The problem:
Provide nothing but the number of lines containing the string "text".

Listing:
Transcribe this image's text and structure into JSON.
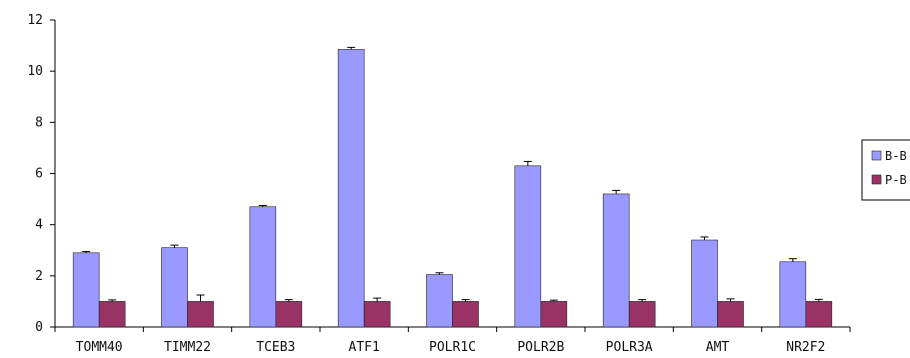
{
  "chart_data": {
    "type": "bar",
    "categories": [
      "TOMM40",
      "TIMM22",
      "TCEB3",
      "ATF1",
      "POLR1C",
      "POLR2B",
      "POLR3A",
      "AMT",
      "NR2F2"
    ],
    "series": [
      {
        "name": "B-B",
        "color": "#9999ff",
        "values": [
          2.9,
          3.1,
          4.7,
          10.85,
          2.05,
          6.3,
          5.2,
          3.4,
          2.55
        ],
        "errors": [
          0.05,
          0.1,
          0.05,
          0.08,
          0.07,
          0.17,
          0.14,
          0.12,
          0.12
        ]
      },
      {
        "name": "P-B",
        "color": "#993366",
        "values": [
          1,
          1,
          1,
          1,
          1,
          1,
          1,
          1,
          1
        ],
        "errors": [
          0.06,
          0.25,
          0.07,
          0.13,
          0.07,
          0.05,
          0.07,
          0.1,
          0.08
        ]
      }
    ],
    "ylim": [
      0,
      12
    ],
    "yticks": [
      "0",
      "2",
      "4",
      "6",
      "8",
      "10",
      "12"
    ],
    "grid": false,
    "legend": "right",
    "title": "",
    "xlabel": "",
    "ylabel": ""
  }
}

==

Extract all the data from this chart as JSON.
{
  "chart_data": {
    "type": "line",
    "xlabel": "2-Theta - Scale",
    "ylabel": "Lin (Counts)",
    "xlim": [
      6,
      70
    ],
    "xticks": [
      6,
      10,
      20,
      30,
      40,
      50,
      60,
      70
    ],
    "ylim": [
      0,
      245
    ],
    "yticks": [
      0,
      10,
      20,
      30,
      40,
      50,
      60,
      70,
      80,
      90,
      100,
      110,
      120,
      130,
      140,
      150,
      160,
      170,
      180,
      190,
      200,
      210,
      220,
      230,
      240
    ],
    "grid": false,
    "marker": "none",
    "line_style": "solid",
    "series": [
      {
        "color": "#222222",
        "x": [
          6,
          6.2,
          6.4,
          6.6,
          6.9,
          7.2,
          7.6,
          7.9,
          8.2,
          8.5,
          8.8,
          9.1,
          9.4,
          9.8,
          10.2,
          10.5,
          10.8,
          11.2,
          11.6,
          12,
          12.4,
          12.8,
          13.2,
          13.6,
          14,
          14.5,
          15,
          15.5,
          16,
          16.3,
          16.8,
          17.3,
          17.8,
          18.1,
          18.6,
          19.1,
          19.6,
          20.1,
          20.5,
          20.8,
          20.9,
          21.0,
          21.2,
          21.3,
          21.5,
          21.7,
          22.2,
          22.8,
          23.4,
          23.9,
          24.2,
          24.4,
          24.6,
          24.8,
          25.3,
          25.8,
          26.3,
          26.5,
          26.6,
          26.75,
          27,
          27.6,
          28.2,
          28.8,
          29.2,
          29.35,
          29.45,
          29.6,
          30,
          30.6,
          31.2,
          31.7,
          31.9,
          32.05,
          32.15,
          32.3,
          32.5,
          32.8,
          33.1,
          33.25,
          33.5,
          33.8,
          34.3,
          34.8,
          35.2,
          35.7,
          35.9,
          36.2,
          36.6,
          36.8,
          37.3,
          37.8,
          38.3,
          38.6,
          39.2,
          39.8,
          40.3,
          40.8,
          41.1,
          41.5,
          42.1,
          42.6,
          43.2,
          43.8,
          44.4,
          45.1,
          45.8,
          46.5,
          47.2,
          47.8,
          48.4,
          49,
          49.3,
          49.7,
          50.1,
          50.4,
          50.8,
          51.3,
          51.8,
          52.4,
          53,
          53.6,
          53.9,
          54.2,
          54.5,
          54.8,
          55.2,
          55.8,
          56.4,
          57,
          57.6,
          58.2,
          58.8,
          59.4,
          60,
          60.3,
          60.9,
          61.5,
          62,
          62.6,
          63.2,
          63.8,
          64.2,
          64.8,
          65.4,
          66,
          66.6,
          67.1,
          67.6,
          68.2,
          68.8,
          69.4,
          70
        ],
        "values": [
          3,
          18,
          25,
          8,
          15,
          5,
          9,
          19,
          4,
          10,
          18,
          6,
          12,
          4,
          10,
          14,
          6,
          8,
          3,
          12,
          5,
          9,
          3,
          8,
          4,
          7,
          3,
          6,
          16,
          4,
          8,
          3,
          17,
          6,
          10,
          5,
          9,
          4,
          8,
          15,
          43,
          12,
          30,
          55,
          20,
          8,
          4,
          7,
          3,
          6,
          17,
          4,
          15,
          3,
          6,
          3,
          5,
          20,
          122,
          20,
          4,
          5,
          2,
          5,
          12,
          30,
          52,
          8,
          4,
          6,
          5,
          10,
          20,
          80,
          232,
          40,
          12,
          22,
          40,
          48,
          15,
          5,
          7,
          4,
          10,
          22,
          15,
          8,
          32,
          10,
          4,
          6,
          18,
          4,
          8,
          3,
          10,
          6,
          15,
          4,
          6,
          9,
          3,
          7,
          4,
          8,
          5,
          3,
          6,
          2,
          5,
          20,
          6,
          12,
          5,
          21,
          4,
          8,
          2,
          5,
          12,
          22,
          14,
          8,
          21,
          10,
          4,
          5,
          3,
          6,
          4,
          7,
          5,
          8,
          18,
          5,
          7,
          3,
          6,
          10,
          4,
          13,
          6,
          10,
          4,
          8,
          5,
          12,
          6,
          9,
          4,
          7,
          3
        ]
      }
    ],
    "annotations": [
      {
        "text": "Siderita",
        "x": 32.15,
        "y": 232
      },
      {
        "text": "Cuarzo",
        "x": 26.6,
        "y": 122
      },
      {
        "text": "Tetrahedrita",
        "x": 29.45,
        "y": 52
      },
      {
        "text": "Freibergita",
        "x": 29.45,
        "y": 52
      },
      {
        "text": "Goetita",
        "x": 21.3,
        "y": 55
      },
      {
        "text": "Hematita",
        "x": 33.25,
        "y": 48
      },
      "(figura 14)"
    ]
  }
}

Solution:
7